THE TASK:
Quote the data below in full, minus the images.

'''

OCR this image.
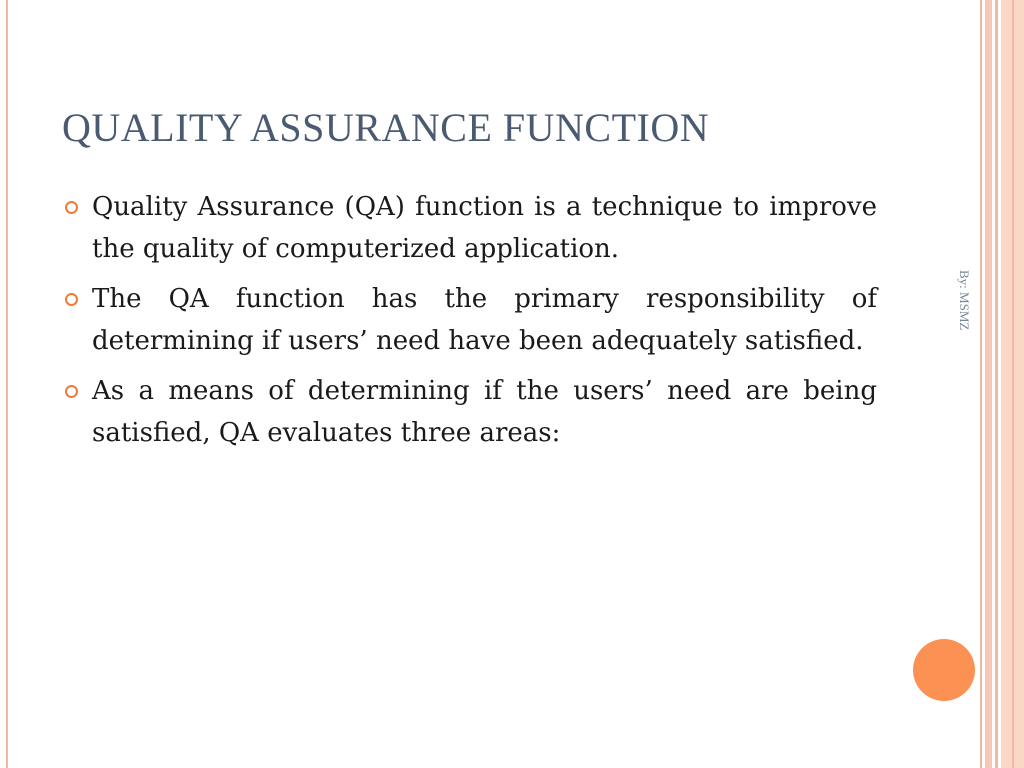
QUALITY ASSURANCE FUNCTION
Quality Assurance (QA) function is a technique to improve the quality of computerized application.
The QA function has the primary responsibility of determining if users’ need have been adequately satisfied.
As a means of determining if the users’ need are being satisfied, QA evaluates three areas:
By: MSMZ
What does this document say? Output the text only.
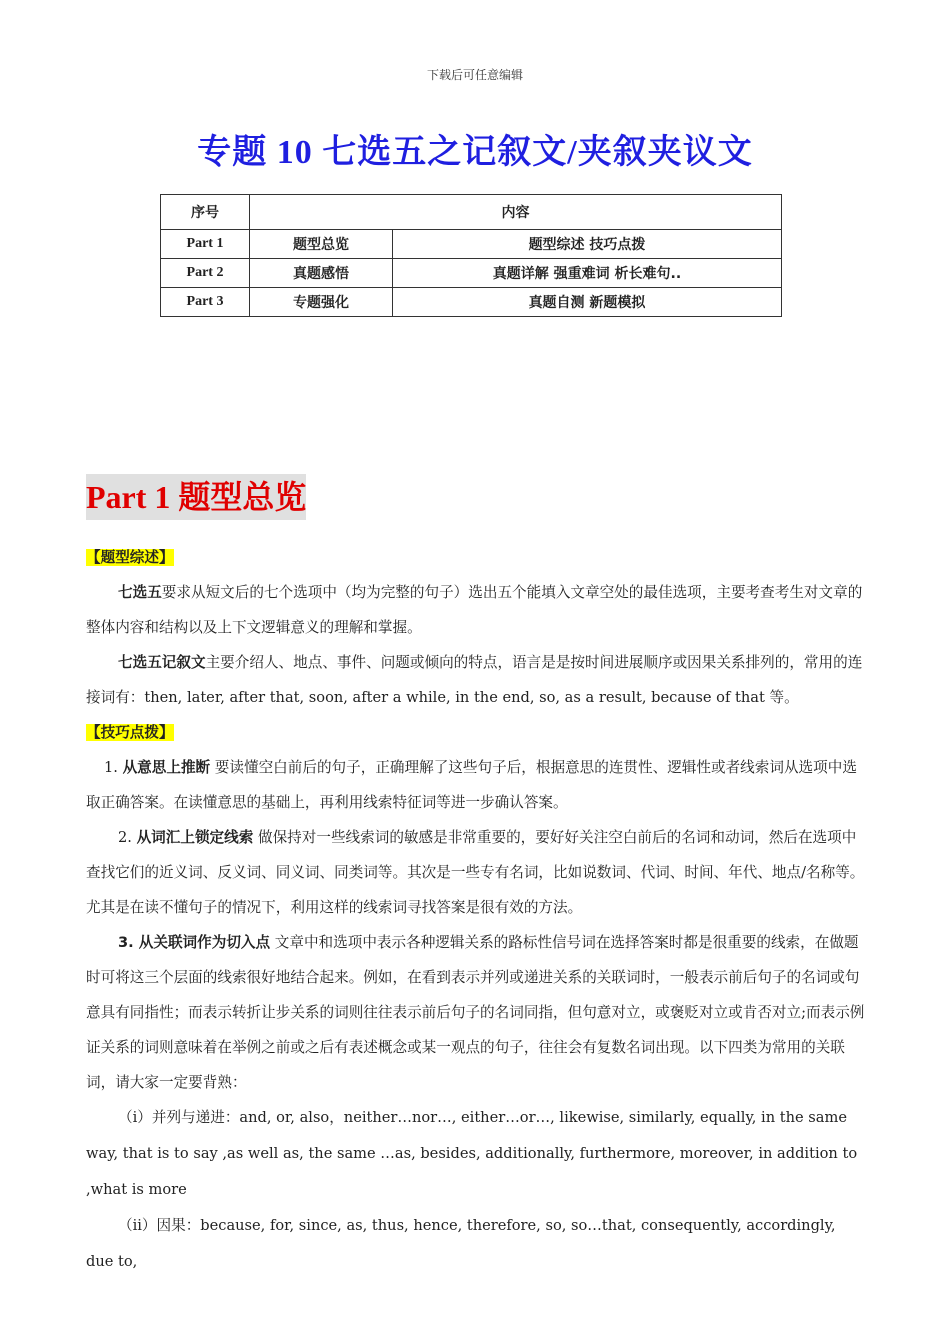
下载后可任意编辑
专题 10 七选五之记叙文/夹叙夹议文
序号	内容	
Part 1	题型总览	题型综述 技巧点拨
Part 2	真题感悟	真题详解 强重难词 析长难句..
Part 3	专题强化	真题自测 新题模拟
Part 1 题型总览

【题型综述】

七选五要求从短文后的七个选项中（均为完整的句子）选出五个能填入文章空处的最佳选项，主要考查考生对文章的整体内容和结构以及上下文逻辑意义的理解和掌握。

七选五记叙文主要介绍人、地点、事件、问题或倾向的特点，语言是是按时间进展顺序或因果关系排列的，常用的连接词有：then, later, after that, soon, after a while, in the end, so, as a result, because of that 等。

【技巧点拨】

1. 从意思上推断 要读懂空白前后的句子，正确理解了这些句子后，根据意思的连贯性、逻辑性或者线索词从选项中选取正确答案。在读懂意思的基础上，再利用线索特征词等进一步确认答案。

2. 从词汇上锁定线索 做保持对一些线索词的敏感是非常重要的，要好好关注空白前后的名词和动词，然后在选项中查找它们的近义词、反义词、同义词、同类词等。其次是一些专有名词，比如说数词、代词、时间、年代、地点/名称等。尤其是在读不懂句子的情况下，利用这样的线索词寻找答案是很有效的方法。

3. 从关联词作为切入点 文章中和选项中表示各种逻辑关系的路标性信号词在选择答案时都是很重要的线索，在做题时可将这三个层面的线索很好地结合起来。例如，在看到表示并列或递进关系的关联词时，一般表示前后句子的名词或句意具有同指性；而表示转折让步关系的词则往往表示前后句子的名词同指，但句意对立，或褒贬对立或肯否对立;而表示例证关系的词则意味着在举例之前或之后有表述概念或某一观点的句子，往往会有复数名词出现。以下四类为常用的关联词，请大家一定要背熟：

（i）并列与递进：and, or, also，neither…nor…, either…or…, likewise, similarly, equally, in the same way, that is to say ,as well as, the same …as, besides, additionally, furthermore, moreover, in addition to ,what is more

（ii）因果：because, for, since, as, thus, hence, therefore, so, so…that, consequently, accordingly, due to,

'''

SOLUTION BELOW:
OCR this image.
QUALITY ASSURANCE FUNCTION
Quality Assurance (QA) function is a technique to improve the quality of computerized application.
The QA function has the primary responsibility of determining if users’ need have been adequately satisfied.
As a means of determining if the users’ need are being satisfied, QA evaluates three areas:
By: MSMZ
What does this document say? Output the text only.
下载后可任意编辑
专题 10 七选五之记叙文/夹叙夹议文
序号	内容	
Part 1	题型总览	题型综述 技巧点拨
Part 2	真题感悟	真题详解 强重难词 析长难句..
Part 3	专题强化	真题自测 新题模拟
Part 1 题型总览

【题型综述】

七选五要求从短文后的七个选项中（均为完整的句子）选出五个能填入文章空处的最佳选项，主要考查考生对文章的整体内容和结构以及上下文逻辑意义的理解和掌握。

七选五记叙文主要介绍人、地点、事件、问题或倾向的特点，语言是是按时间进展顺序或因果关系排列的，常用的连接词有：then, later, after that, soon, after a while, in the end, so, as a result, because of that 等。

【技巧点拨】

1. 从意思上推断 要读懂空白前后的句子，正确理解了这些句子后，根据意思的连贯性、逻辑性或者线索词从选项中选取正确答案。在读懂意思的基础上，再利用线索特征词等进一步确认答案。

2. 从词汇上锁定线索 做保持对一些线索词的敏感是非常重要的，要好好关注空白前后的名词和动词，然后在选项中查找它们的近义词、反义词、同义词、同类词等。其次是一些专有名词，比如说数词、代词、时间、年代、地点/名称等。尤其是在读不懂句子的情况下，利用这样的线索词寻找答案是很有效的方法。

3. 从关联词作为切入点 文章中和选项中表示各种逻辑关系的路标性信号词在选择答案时都是很重要的线索，在做题时可将这三个层面的线索很好地结合起来。例如，在看到表示并列或递进关系的关联词时，一般表示前后句子的名词或句意具有同指性；而表示转折让步关系的词则往往表示前后句子的名词同指，但句意对立，或褒贬对立或肯否对立;而表示例证关系的词则意味着在举例之前或之后有表述概念或某一观点的句子，往往会有复数名词出现。以下四类为常用的关联词，请大家一定要背熟：

（i）并列与递进：and, or, also，neither…nor…, either…or…, likewise, similarly, equally, in the same way, that is to say ,as well as, the same …as, besides, additionally, furthermore, moreover, in addition to ,what is more

（ii）因果：because, for, since, as, thus, hence, therefore, so, so…that, consequently, accordingly, due to,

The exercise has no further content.